* [Task material]:
________________

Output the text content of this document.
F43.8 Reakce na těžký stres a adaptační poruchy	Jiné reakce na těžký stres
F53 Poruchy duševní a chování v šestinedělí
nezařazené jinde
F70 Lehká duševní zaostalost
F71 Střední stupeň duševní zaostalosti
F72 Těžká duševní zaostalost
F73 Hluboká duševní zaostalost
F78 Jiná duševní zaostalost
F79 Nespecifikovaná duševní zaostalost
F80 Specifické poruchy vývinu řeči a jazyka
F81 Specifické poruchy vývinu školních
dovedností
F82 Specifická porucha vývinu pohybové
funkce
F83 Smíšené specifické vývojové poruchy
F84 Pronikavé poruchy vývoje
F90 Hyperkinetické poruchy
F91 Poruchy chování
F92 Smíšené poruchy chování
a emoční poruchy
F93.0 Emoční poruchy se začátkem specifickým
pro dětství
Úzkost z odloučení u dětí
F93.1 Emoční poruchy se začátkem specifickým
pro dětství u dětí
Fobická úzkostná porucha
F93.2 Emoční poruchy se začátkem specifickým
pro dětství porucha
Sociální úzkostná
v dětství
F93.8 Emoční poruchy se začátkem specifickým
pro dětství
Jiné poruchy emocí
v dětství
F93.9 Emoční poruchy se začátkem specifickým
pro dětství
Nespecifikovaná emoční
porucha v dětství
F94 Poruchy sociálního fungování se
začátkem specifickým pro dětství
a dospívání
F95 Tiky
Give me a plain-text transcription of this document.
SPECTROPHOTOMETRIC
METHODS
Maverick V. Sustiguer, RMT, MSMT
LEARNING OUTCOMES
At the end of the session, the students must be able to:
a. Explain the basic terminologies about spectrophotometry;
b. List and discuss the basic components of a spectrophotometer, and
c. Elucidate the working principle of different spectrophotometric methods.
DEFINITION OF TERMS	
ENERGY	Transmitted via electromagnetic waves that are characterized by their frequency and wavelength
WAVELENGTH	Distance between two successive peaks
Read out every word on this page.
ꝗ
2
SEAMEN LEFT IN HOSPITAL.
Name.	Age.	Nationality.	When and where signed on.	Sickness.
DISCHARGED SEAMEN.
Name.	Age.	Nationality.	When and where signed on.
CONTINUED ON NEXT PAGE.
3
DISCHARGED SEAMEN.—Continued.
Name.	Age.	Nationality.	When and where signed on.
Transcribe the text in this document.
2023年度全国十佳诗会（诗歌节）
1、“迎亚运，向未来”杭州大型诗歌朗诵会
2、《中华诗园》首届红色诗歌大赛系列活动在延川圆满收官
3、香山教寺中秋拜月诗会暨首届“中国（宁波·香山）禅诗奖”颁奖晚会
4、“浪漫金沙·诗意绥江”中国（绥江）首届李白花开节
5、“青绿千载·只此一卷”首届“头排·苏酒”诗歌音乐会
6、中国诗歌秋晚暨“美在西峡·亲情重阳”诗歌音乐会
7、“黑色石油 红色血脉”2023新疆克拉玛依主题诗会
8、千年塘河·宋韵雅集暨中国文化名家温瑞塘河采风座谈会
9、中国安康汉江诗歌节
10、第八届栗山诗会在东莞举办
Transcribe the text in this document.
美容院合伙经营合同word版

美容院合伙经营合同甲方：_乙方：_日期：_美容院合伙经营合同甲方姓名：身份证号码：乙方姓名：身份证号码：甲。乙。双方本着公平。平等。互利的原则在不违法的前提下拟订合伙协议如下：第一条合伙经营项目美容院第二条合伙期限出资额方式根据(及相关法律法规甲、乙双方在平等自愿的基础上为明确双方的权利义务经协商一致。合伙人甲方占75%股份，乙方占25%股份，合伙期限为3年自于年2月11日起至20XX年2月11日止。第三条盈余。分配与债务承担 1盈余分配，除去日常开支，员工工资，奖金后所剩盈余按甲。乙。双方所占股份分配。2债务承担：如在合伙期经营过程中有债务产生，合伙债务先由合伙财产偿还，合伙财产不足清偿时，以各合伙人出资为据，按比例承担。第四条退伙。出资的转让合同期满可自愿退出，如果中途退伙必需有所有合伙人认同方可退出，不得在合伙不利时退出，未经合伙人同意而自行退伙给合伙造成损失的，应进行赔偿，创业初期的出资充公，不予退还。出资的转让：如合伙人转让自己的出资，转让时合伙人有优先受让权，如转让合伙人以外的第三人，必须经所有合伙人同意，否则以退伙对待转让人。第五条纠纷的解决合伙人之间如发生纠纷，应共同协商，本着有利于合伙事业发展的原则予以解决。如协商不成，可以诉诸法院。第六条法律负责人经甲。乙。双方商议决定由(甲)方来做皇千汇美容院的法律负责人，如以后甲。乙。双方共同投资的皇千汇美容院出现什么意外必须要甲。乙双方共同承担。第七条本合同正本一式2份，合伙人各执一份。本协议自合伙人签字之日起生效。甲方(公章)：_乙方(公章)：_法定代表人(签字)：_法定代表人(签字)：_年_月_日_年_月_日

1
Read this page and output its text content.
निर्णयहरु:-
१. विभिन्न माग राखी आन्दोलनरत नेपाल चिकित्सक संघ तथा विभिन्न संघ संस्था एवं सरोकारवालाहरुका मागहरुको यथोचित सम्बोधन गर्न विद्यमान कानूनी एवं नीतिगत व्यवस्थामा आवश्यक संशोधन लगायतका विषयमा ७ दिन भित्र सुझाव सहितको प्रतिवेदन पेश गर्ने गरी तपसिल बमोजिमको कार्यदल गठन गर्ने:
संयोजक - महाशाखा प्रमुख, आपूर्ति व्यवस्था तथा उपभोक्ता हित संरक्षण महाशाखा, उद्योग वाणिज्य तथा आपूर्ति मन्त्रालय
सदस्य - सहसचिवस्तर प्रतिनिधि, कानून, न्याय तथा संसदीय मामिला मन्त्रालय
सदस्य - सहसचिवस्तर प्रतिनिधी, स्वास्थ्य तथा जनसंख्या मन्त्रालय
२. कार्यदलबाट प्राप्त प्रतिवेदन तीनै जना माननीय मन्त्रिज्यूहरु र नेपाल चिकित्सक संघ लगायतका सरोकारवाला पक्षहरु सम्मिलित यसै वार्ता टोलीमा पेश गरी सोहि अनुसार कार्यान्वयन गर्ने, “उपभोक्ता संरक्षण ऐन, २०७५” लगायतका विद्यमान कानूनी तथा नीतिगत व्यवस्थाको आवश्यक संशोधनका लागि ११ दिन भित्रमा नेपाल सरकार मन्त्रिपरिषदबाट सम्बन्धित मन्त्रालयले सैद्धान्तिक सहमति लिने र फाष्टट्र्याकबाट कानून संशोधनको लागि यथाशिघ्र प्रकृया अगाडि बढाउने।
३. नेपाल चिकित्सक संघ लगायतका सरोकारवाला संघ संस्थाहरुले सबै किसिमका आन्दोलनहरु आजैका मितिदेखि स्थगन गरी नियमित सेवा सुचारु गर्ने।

________________

* [What the task requires]: Give the complete listing a second time, exactly as it reads.

* [The output]:
Output the text content of this document.
F43.8 Reakce na těžký stres a adaptační poruchy	Jiné reakce na těžký stres
F53 Poruchy duševní a chování v šestinedělí
nezařazené jinde
F70 Lehká duševní zaostalost
F71 Střední stupeň duševní zaostalosti
F72 Těžká duševní zaostalost
F73 Hluboká duševní zaostalost
F78 Jiná duševní zaostalost
F79 Nespecifikovaná duševní zaostalost
F80 Specifické poruchy vývinu řeči a jazyka
F81 Specifické poruchy vývinu školních
dovedností
F82 Specifická porucha vývinu pohybové
funkce
F83 Smíšené specifické vývojové poruchy
F84 Pronikavé poruchy vývoje
F90 Hyperkinetické poruchy
F91 Poruchy chování
F92 Smíšené poruchy chování
a emoční poruchy
F93.0 Emoční poruchy se začátkem specifickým
pro dětství
Úzkost z odloučení u dětí
F93.1 Emoční poruchy se začátkem specifickým
pro dětství u dětí
Fobická úzkostná porucha
F93.2 Emoční poruchy se začátkem specifickým
pro dětství porucha
Sociální úzkostná
v dětství
F93.8 Emoční poruchy se začátkem specifickým
pro dětství
Jiné poruchy emocí
v dětství
F93.9 Emoční poruchy se začátkem specifickým
pro dětství
Nespecifikovaná emoční
porucha v dětství
F94 Poruchy sociálního fungování se
začátkem specifickým pro dětství
a dospívání
F95 Tiky
Give me a plain-text transcription of this document.
SPECTROPHOTOMETRIC
METHODS
Maverick V. Sustiguer, RMT, MSMT
LEARNING OUTCOMES
At the end of the session, the students must be able to:
a. Explain the basic terminologies about spectrophotometry;
b. List and discuss the basic components of a spectrophotometer, and
c. Elucidate the working principle of different spectrophotometric methods.
DEFINITION OF TERMS	
ENERGY	Transmitted via electromagnetic waves that are characterized by their frequency and wavelength
WAVELENGTH	Distance between two successive peaks
Read out every word on this page.
ꝗ
2
SEAMEN LEFT IN HOSPITAL.
Name.	Age.	Nationality.	When and where signed on.	Sickness.
DISCHARGED SEAMEN.
Name.	Age.	Nationality.	When and where signed on.
CONTINUED ON NEXT PAGE.
3
DISCHARGED SEAMEN.—Continued.
Name.	Age.	Nationality.	When and where signed on.
Transcribe the text in this document.
2023年度全国十佳诗会（诗歌节）
1、“迎亚运，向未来”杭州大型诗歌朗诵会
2、《中华诗园》首届红色诗歌大赛系列活动在延川圆满收官
3、香山教寺中秋拜月诗会暨首届“中国（宁波·香山）禅诗奖”颁奖晚会
4、“浪漫金沙·诗意绥江”中国（绥江）首届李白花开节
5、“青绿千载·只此一卷”首届“头排·苏酒”诗歌音乐会
6、中国诗歌秋晚暨“美在西峡·亲情重阳”诗歌音乐会
7、“黑色石油 红色血脉”2023新疆克拉玛依主题诗会
8、千年塘河·宋韵雅集暨中国文化名家温瑞塘河采风座谈会
9、中国安康汉江诗歌节
10、第八届栗山诗会在东莞举办
Transcribe the text in this document.
美容院合伙经营合同word版

美容院合伙经营合同甲方：_乙方：_日期：_美容院合伙经营合同甲方姓名：身份证号码：乙方姓名：身份证号码：甲。乙。双方本着公平。平等。互利的原则在不违法的前提下拟订合伙协议如下：第一条合伙经营项目美容院第二条合伙期限出资额方式根据(及相关法律法规甲、乙双方在平等自愿的基础上为明确双方的权利义务经协商一致。合伙人甲方占75%股份，乙方占25%股份，合伙期限为3年自于年2月11日起至20XX年2月11日止。第三条盈余。分配与债务承担 1盈余分配，除去日常开支，员工工资，奖金后所剩盈余按甲。乙。双方所占股份分配。2债务承担：如在合伙期经营过程中有债务产生，合伙债务先由合伙财产偿还，合伙财产不足清偿时，以各合伙人出资为据，按比例承担。第四条退伙。出资的转让合同期满可自愿退出，如果中途退伙必需有所有合伙人认同方可退出，不得在合伙不利时退出，未经合伙人同意而自行退伙给合伙造成损失的，应进行赔偿，创业初期的出资充公，不予退还。出资的转让：如合伙人转让自己的出资，转让时合伙人有优先受让权，如转让合伙人以外的第三人，必须经所有合伙人同意，否则以退伙对待转让人。第五条纠纷的解决合伙人之间如发生纠纷，应共同协商，本着有利于合伙事业发展的原则予以解决。如协商不成，可以诉诸法院。第六条法律负责人经甲。乙。双方商议决定由(甲)方来做皇千汇美容院的法律负责人，如以后甲。乙。双方共同投资的皇千汇美容院出现什么意外必须要甲。乙双方共同承担。第七条本合同正本一式2份，合伙人各执一份。本协议自合伙人签字之日起生效。甲方(公章)：_乙方(公章)：_法定代表人(签字)：_法定代表人(签字)：_年_月_日_年_月_日

1
Read this page and output its text content.
निर्णयहरु:-
१. विभिन्न माग राखी आन्दोलनरत नेपाल चिकित्सक संघ तथा विभिन्न संघ संस्था एवं सरोकारवालाहरुका मागहरुको यथोचित सम्बोधन गर्न विद्यमान कानूनी एवं नीतिगत व्यवस्थामा आवश्यक संशोधन लगायतका विषयमा ७ दिन भित्र सुझाव सहितको प्रतिवेदन पेश गर्ने गरी तपसिल बमोजिमको कार्यदल गठन गर्ने:
संयोजक - महाशाखा प्रमुख, आपूर्ति व्यवस्था तथा उपभोक्ता हित संरक्षण महाशाखा, उद्योग वाणिज्य तथा आपूर्ति मन्त्रालय
सदस्य - सहसचिवस्तर प्रतिनिधि, कानून, न्याय तथा संसदीय मामिला मन्त्रालय
सदस्य - सहसचिवस्तर प्रतिनिधी, स्वास्थ्य तथा जनसंख्या मन्त्रालय
२. कार्यदलबाट प्राप्त प्रतिवेदन तीनै जना माननीय मन्त्रिज्यूहरु र नेपाल चिकित्सक संघ लगायतका सरोकारवाला पक्षहरु सम्मिलित यसै वार्ता टोलीमा पेश गरी सोहि अनुसार कार्यान्वयन गर्ने, “उपभोक्ता संरक्षण ऐन, २०७५” लगायतका विद्यमान कानूनी तथा नीतिगत व्यवस्थाको आवश्यक संशोधनका लागि ११ दिन भित्रमा नेपाल सरकार मन्त्रिपरिषदबाट सम्बन्धित मन्त्रालयले सैद्धान्तिक सहमति लिने र फाष्टट्र्याकबाट कानून संशोधनको लागि यथाशिघ्र प्रकृया अगाडि बढाउने।
३. नेपाल चिकित्सक संघ लगायतका सरोकारवाला संघ संस्थाहरुले सबै किसिमका आन्दोलनहरु आजैका मितिदेखि स्थगन गरी नियमित सेवा सुचारु गर्ने।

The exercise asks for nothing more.